Pick every line from the data that holds the word "LUJAIN".

[Dataset rows about figures]
§
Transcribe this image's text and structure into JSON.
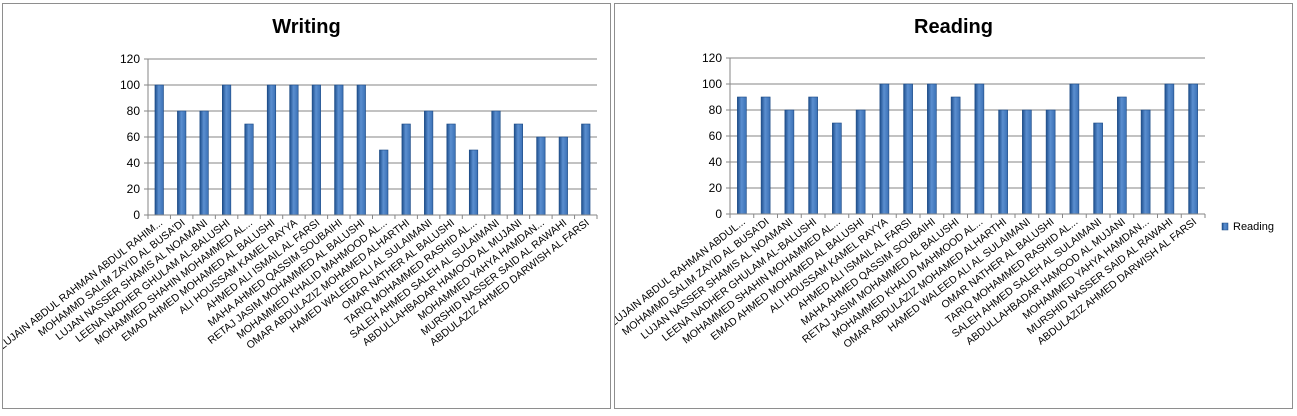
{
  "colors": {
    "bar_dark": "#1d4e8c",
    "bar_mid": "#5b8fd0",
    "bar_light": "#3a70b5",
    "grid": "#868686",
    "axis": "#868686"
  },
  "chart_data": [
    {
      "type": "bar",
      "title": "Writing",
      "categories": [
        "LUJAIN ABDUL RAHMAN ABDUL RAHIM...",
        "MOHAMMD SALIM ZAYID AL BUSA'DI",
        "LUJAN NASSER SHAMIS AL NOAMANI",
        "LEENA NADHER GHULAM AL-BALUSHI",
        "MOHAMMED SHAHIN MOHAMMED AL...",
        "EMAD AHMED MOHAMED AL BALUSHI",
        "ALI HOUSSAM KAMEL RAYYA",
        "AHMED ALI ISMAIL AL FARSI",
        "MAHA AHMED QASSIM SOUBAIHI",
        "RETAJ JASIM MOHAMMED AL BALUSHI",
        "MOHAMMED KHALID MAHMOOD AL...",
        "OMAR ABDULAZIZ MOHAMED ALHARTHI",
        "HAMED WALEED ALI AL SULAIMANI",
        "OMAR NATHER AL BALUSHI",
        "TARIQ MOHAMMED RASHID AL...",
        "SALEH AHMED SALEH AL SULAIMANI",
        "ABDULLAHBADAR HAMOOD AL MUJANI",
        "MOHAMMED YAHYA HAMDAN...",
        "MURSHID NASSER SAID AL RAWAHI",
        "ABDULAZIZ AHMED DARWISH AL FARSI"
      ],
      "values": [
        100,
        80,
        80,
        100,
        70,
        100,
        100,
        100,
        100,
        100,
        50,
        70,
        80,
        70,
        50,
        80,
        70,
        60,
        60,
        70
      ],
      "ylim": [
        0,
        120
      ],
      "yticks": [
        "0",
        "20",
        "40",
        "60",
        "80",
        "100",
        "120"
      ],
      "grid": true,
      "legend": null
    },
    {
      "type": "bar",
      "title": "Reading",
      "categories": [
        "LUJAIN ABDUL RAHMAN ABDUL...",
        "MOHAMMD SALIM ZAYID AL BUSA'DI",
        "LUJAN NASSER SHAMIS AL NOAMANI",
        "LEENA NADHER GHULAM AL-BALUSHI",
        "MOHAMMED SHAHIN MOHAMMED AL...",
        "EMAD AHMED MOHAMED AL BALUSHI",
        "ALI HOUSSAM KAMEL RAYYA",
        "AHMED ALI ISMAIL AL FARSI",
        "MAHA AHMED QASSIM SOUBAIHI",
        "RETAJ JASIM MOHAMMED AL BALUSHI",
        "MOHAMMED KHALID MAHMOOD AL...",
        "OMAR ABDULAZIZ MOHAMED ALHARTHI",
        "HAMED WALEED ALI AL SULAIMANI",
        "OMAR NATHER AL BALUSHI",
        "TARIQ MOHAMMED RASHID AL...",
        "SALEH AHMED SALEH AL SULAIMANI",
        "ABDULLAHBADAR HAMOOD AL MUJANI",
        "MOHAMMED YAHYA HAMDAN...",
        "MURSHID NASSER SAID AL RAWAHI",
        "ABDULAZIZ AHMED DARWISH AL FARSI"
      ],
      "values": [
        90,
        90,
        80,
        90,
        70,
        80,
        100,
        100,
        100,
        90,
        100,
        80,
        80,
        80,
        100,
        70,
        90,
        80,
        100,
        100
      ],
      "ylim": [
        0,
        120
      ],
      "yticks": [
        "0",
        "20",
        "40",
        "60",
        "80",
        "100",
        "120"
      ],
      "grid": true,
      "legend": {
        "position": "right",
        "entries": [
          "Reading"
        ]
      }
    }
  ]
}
§
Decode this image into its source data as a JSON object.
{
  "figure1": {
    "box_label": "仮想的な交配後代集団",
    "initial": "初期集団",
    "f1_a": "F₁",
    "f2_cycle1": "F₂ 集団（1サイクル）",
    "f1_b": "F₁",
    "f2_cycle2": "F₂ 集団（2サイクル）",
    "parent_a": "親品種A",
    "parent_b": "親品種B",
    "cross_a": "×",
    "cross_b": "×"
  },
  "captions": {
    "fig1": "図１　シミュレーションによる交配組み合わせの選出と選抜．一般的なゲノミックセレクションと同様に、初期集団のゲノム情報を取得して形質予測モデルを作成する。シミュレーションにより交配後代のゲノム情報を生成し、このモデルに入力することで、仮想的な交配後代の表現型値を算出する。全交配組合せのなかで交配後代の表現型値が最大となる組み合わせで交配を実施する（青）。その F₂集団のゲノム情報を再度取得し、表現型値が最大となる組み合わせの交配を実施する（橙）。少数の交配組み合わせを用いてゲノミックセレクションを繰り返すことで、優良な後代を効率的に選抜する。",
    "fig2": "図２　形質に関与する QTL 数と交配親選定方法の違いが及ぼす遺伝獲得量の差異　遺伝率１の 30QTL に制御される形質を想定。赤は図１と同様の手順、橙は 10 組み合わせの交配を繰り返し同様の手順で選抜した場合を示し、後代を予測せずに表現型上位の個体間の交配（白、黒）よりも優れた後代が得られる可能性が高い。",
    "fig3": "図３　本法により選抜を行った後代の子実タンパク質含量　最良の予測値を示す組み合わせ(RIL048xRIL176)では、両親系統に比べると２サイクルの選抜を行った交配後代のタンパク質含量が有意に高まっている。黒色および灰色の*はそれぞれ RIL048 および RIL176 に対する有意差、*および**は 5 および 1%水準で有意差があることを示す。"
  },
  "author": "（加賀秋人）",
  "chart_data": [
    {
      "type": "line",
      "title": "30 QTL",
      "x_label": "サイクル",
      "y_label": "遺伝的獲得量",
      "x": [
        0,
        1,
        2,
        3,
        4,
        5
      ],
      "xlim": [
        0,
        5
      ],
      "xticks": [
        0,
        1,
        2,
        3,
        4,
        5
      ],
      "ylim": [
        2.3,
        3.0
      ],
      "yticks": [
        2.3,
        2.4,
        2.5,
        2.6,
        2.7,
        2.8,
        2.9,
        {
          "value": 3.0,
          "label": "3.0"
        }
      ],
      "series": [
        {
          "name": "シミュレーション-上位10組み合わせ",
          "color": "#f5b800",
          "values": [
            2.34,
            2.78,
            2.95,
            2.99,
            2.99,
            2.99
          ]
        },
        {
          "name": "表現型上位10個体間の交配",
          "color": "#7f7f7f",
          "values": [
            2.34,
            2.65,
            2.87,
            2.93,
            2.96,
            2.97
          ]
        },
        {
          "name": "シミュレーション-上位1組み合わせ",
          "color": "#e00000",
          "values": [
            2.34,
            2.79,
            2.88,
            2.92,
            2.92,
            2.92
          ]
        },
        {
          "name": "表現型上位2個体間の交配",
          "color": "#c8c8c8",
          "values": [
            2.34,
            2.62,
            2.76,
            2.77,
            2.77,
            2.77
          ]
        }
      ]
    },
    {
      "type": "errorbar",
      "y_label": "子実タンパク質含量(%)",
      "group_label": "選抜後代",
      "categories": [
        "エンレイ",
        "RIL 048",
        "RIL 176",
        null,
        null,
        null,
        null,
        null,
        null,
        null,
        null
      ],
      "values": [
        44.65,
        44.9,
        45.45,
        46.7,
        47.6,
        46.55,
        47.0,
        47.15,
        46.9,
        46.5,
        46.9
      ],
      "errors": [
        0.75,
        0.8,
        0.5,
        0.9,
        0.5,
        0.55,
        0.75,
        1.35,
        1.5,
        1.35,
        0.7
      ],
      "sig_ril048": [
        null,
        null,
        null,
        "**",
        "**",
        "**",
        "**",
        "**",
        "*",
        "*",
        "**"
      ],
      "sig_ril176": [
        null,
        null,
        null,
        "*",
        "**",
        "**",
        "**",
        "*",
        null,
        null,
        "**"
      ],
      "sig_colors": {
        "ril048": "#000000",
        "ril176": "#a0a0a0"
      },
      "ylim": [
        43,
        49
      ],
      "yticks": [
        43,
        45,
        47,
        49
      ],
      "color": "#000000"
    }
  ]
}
§
• Response below
        "LUJAIN ABDUL RAHMAN ABDUL RAHIM...",
        "LUJAIN ABDUL RAHMAN ABDUL...",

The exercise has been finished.